**Required task**.
Check every line below for the word "this" and show those that hold it.

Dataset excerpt
* START *

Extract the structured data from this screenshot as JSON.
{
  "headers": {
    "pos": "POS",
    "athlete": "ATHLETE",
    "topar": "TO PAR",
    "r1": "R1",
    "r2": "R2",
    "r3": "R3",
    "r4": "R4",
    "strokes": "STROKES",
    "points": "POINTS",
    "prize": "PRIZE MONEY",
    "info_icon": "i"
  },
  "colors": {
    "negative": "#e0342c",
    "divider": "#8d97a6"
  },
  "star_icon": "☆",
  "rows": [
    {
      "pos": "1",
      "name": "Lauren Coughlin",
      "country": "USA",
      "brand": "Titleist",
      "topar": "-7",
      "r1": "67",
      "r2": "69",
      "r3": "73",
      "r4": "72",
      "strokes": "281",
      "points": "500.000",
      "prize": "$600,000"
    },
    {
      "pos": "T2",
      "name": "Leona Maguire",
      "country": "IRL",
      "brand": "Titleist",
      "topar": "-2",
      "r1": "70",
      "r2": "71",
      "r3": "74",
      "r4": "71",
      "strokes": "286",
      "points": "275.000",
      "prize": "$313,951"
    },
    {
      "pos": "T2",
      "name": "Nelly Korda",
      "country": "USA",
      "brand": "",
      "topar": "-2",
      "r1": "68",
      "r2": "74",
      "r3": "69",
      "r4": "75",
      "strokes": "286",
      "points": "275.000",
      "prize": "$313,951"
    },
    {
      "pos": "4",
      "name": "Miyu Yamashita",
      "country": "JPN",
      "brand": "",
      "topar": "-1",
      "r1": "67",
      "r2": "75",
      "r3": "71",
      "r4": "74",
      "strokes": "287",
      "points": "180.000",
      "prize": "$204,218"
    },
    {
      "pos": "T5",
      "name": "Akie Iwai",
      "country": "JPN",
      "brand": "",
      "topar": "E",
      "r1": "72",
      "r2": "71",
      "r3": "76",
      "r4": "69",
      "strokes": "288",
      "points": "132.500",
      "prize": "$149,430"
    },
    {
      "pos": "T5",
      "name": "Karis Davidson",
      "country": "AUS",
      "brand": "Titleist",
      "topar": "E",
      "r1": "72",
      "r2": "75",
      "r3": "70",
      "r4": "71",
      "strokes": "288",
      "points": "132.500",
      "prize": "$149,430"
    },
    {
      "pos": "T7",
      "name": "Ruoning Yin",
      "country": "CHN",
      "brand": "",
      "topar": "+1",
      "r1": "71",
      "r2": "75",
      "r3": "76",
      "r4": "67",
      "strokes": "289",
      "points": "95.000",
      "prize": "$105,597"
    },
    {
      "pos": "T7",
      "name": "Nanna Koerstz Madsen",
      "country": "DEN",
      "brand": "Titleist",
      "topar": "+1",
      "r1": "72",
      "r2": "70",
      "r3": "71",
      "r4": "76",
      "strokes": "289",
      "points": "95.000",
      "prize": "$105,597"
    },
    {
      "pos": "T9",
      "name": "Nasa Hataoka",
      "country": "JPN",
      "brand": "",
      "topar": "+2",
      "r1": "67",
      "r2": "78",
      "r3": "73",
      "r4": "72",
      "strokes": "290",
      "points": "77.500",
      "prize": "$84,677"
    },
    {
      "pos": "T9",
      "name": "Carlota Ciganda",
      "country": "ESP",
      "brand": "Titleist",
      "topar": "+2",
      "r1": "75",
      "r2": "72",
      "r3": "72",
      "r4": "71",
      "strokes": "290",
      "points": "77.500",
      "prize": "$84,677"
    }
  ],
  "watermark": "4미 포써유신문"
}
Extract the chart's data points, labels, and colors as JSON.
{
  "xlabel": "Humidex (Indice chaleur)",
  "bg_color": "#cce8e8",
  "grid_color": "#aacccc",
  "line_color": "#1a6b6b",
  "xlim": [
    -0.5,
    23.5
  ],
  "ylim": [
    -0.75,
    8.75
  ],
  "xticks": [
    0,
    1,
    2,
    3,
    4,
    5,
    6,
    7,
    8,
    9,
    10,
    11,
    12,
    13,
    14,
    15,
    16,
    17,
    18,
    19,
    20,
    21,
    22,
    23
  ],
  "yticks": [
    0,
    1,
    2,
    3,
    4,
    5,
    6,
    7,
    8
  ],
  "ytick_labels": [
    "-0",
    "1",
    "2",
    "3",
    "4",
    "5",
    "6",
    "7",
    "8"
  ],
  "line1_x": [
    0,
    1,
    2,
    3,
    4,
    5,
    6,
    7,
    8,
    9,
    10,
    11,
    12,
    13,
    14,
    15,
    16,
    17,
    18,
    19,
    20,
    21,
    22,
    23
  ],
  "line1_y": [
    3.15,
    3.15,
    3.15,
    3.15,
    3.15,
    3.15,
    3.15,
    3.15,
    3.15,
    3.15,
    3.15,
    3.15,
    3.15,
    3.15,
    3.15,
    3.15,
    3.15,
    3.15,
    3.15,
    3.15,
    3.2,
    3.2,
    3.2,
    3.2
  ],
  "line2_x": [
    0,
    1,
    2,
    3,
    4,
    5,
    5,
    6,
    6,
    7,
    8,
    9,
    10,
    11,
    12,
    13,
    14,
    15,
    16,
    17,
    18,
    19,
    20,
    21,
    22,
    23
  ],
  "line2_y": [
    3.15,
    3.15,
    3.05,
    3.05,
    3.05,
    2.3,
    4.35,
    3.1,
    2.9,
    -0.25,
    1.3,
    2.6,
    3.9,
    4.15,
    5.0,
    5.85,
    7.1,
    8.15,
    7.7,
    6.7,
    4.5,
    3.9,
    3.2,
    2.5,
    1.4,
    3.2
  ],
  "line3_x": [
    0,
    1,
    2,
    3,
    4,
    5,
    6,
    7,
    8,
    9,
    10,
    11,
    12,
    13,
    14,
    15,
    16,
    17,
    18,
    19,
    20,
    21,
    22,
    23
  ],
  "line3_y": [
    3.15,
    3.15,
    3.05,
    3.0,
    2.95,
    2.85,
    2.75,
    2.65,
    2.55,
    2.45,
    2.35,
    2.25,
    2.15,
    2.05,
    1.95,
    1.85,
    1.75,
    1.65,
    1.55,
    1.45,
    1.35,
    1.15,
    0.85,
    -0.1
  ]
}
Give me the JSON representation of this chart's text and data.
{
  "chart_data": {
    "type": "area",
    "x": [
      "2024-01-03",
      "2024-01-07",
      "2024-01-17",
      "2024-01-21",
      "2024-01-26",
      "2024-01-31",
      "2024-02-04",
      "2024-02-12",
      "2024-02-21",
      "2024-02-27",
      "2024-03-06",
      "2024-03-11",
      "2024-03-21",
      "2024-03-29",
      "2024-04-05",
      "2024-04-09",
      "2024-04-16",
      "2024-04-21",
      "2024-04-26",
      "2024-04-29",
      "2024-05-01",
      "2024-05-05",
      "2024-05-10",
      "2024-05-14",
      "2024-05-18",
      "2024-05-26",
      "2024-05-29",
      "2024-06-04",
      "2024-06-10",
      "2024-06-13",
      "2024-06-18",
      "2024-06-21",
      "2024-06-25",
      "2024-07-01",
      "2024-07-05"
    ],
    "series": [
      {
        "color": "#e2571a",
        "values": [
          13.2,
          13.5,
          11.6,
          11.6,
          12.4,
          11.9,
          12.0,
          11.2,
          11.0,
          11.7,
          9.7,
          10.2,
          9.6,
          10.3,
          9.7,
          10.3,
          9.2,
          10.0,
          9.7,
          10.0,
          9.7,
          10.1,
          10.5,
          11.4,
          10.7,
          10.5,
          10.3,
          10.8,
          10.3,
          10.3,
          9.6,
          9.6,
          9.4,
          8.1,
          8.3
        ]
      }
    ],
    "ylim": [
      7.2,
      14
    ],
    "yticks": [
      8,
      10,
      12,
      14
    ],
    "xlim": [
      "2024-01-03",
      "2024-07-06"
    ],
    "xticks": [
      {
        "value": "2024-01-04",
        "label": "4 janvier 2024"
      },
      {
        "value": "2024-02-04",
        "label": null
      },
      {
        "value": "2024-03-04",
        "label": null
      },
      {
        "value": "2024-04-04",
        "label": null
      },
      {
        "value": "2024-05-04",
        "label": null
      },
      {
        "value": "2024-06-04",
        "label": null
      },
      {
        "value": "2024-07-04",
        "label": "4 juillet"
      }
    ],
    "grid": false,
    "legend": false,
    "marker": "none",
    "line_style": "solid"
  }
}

* END *

**Solution to the problem**.
Extract the structured data from this screenshot as JSON.
Give me the JSON representation of this chart's text and data.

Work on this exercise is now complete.